TASK GOAL:
Locate every line that holds the string "filter" and copy it.

Source data:
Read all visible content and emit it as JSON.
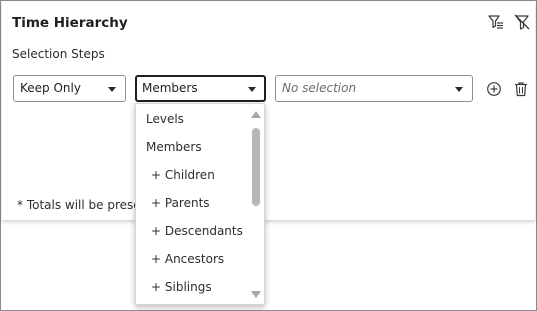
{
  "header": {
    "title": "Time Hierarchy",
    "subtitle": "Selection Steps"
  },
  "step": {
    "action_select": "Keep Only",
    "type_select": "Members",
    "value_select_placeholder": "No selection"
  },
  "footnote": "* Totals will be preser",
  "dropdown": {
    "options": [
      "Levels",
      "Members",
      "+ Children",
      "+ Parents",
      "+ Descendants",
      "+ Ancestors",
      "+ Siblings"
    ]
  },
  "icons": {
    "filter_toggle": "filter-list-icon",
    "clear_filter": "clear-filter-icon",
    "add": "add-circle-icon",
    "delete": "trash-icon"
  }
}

CORRECT ANSWER:
    "filter_toggle": "filter-list-icon",
    "clear_filter": "clear-filter-icon",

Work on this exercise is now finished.